### GIVEN REQUEST
Find and copy each line of the records where the string "Peso" shows up.
─── GIVEN INFORMATION
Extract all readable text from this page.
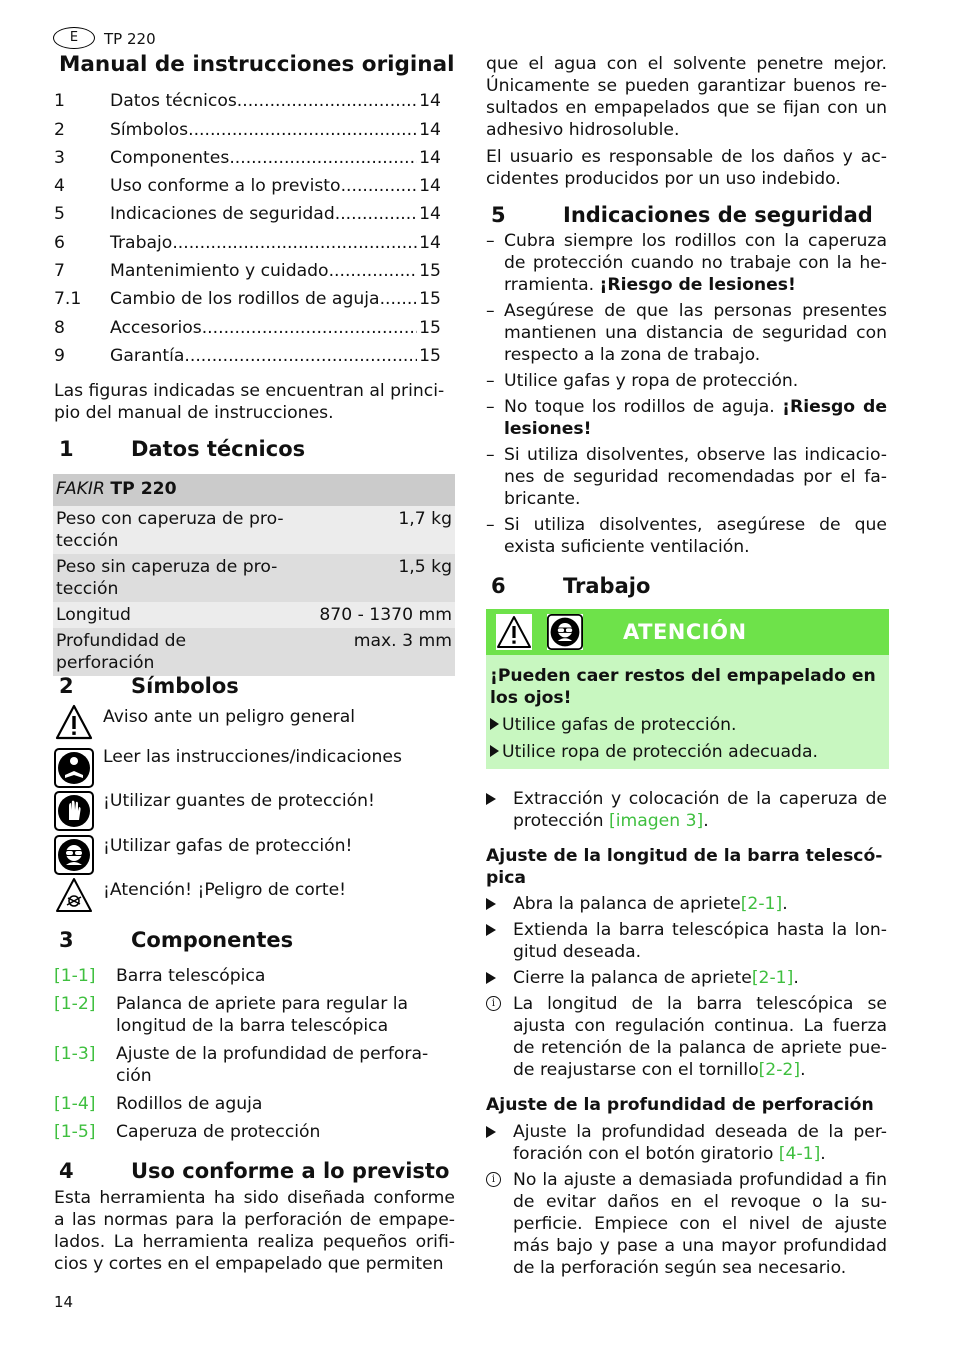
E	TP 220
Manual de instrucciones original
1	Datos técnicos .....	14
2	Símbolos .....	14
3	Componentes .....	14
4	Uso conforme a lo previsto .....	14
5	Indicaciones de seguridad .....	14
6	Trabajo .....	14
7	Mantenimiento y cuidado .....	15
7.1	Cambio de los rodillos de aguja ..... 15
8	Accesorios .....	15
9	Garantía .....	15
Las figuras indicadas se encuentran al princi-pio del manual de instrucciones.
1	Datos técnicos
FAKIR TP 220	
Peso con caperuza de pro-tección	1,7 kg
Peso sin caperuza de pro-tección	1,5 kg
Longitud	870 - 1370 mm
Profundidad de perforación	max. 3 mm
2	Símbolos
Aviso ante un peligro general
Leer las instrucciones/indicaciones
¡Utilizar guantes de protección!
¡Utilizar gafas de protección!
¡Atención! ¡Peligro de corte!
3	Componentes
[1-1] Barra telescópica
[1-2] Palanca de apriete para regular la longitud de la barra telescópica
[1-3] Ajuste de la profundidad de perfora-ción
[1-4] Rodillos de aguja
[1-5] Caperuza de protección
4	Uso conforme a lo previsto
Esta herramienta ha sido diseñada conforme a las normas para la perforación de empape-lados. La herramienta realiza pequeños orifi-cios y cortes en el empapelado que permiten
que el agua con el solvente penetre mejor. Únicamente se pueden garantizar buenos re-sultados en empapelados que se fijan con un adhesivo hidrosoluble.
El usuario es responsable de los daños y ac-cidentes producidos por un uso indebido.
5	Indicaciones de seguridad
– Cubra siempre los rodillos con la caperuza de protección cuando no trabaje con la he-rramienta. ¡Riesgo de lesiones!
– Asegúrese de que las personas presentes mantienen una distancia de seguridad con respecto a la zona de trabajo.
– Utilice gafas y ropa de protección.
– No toque los rodillos de aguja. ¡Riesgo de lesiones!
– Si utiliza disolventes, observe las indicacio-nes de seguridad recomendadas por el fa-bricante.
– Si utiliza disolventes, asegúrese de que exista suficiente ventilación.
6	Trabajo
ATENCIÓN
¡Pueden caer restos del empapelado en los ojos!
Utilice gafas de protección.
Utilice ropa de protección adecuada.
Extracción y colocación de la caperuza de protección [imagen 3].
Ajuste de la longitud de la barra telescó-pica
Abra la palanca de apriete[2-1].
Extienda la barra telescópica hasta la lon-gitud deseada.
Cierre la palanca de apriete[2-1].
i	La longitud de la barra telescópica se ajusta con regulación continua. La fuerza de retención de la palanca de apriete pue-de reajustarse con el tornillo[2-2].
Ajuste de la profundidad de perforación
Ajuste la profundidad deseada de la per-foración con el botón giratorio [4-1].
i	No la ajuste a demasiada profundidad a fin de evitar daños en el revoque o la su-perficie. Empiece con el nivel de ajuste más bajo y pase a una mayor profundidad de la perforación según sea necesario.
14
──────
### EXERCISE OUTPUT
Peso con caperuza de pro-tección	1,7 kg
Peso sin caperuza de pro-tección	1,5 kg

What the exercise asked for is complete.